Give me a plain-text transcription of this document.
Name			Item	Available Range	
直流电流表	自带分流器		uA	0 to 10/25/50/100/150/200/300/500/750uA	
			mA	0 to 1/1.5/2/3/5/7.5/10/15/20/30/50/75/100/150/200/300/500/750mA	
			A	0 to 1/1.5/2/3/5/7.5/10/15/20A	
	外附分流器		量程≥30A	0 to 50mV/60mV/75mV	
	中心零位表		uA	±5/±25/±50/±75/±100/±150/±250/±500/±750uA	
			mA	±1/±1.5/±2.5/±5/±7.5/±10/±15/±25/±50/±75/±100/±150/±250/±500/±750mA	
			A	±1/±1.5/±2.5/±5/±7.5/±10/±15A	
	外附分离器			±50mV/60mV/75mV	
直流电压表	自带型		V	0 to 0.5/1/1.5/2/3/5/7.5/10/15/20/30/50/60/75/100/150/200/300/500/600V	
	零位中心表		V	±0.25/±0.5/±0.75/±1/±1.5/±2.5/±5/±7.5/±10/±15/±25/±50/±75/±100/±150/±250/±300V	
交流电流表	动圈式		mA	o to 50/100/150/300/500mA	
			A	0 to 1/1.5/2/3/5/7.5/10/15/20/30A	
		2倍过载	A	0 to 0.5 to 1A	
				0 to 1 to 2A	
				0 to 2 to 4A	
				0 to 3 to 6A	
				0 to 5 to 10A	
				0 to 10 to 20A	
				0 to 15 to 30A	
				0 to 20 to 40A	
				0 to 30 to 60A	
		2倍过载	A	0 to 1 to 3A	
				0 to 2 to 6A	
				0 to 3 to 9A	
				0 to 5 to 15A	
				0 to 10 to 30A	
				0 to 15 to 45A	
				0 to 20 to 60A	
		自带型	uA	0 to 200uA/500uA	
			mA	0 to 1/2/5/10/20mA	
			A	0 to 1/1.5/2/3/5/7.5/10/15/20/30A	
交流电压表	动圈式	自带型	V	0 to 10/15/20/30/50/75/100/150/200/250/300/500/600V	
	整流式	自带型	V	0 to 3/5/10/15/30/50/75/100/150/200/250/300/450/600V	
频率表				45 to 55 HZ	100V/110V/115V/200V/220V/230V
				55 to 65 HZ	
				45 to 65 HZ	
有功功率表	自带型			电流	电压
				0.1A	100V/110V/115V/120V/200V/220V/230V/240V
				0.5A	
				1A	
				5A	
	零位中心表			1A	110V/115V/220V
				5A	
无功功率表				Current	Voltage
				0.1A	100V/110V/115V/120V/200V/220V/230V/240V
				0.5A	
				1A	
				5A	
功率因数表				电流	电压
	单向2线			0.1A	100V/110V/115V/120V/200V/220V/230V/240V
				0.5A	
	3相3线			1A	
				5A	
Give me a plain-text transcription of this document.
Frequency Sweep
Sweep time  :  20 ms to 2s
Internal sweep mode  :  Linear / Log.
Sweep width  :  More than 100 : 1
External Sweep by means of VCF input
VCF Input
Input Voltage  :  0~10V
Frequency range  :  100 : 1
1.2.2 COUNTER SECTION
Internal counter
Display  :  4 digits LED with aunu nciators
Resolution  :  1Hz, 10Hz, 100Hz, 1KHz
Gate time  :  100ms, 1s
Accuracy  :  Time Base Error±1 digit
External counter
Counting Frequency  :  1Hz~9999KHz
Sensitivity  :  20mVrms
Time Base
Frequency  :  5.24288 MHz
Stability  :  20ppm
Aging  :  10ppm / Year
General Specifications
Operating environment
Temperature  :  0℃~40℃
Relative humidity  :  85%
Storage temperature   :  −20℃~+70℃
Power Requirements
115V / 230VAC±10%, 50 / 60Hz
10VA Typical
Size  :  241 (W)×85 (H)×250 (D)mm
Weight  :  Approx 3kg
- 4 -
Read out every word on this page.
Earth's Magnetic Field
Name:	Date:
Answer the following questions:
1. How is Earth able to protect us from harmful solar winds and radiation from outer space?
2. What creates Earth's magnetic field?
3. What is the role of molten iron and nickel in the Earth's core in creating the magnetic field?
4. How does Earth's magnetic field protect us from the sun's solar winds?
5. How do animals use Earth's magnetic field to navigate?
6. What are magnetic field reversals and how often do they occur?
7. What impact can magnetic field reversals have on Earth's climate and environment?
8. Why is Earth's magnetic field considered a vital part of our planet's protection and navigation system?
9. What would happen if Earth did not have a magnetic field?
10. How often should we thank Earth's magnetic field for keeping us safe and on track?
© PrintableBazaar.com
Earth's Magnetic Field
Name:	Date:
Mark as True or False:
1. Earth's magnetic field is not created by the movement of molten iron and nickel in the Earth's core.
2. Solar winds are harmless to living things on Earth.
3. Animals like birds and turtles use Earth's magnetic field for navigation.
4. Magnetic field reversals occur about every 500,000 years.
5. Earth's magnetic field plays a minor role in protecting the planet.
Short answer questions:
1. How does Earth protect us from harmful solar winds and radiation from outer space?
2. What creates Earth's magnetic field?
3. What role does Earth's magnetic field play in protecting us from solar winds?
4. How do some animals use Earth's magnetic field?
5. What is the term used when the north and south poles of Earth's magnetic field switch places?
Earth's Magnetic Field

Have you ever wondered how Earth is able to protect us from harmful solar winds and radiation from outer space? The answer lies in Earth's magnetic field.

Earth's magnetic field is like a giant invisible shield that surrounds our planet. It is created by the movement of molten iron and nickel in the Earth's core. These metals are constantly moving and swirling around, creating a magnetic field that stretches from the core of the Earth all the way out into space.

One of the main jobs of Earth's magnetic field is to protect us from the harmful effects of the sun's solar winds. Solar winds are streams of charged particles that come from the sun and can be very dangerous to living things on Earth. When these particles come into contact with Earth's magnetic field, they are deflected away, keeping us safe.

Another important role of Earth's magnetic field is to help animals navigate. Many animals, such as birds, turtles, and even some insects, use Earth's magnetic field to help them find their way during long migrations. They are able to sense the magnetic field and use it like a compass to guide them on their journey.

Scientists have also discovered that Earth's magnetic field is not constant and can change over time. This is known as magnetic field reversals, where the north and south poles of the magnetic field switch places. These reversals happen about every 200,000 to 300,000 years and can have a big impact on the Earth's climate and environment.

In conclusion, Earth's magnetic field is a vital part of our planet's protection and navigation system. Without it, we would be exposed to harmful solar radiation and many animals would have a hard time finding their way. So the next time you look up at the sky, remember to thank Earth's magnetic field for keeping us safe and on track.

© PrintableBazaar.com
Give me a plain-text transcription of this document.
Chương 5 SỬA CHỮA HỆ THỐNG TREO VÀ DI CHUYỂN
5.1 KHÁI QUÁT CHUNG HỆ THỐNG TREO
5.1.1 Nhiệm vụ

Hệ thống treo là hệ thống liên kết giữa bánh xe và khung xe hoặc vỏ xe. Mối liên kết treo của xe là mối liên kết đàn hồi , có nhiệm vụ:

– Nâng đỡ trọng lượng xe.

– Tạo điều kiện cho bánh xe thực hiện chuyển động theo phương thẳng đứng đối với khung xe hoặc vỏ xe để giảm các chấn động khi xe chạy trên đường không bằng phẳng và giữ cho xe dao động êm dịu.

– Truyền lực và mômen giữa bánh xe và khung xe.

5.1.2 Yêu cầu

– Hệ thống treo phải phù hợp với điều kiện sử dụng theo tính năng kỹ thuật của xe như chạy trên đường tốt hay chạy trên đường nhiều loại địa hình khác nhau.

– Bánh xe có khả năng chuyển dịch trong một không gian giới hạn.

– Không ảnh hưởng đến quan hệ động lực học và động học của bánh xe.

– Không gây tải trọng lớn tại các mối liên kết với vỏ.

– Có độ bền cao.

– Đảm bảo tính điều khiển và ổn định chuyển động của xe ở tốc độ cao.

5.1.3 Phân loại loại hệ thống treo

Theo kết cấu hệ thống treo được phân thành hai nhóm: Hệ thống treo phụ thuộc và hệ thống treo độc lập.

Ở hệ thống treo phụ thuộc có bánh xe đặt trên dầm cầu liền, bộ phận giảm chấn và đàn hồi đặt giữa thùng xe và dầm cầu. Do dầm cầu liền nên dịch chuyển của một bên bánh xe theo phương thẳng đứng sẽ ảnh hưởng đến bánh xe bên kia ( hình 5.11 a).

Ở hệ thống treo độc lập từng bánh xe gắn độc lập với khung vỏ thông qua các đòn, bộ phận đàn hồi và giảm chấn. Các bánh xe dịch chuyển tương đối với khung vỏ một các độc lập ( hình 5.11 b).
____
* [Exercise goal]:
Every line of the records that includes the word "molten" should be gathered.

* [Answer for the task]:
3. What is the role of molten iron and nickel in the Earth's core in creating the magnetic field?
1. Earth's magnetic field is not created by the movement of molten iron and nickel in the Earth's core.
Earth's magnetic field is like a giant invisible shield that surrounds our planet. It is created by the movement of molten iron and nickel in the Earth's core. These metals are constantly moving and swirling around, creating a magnetic field that stretches from the core of the Earth all the way out into space.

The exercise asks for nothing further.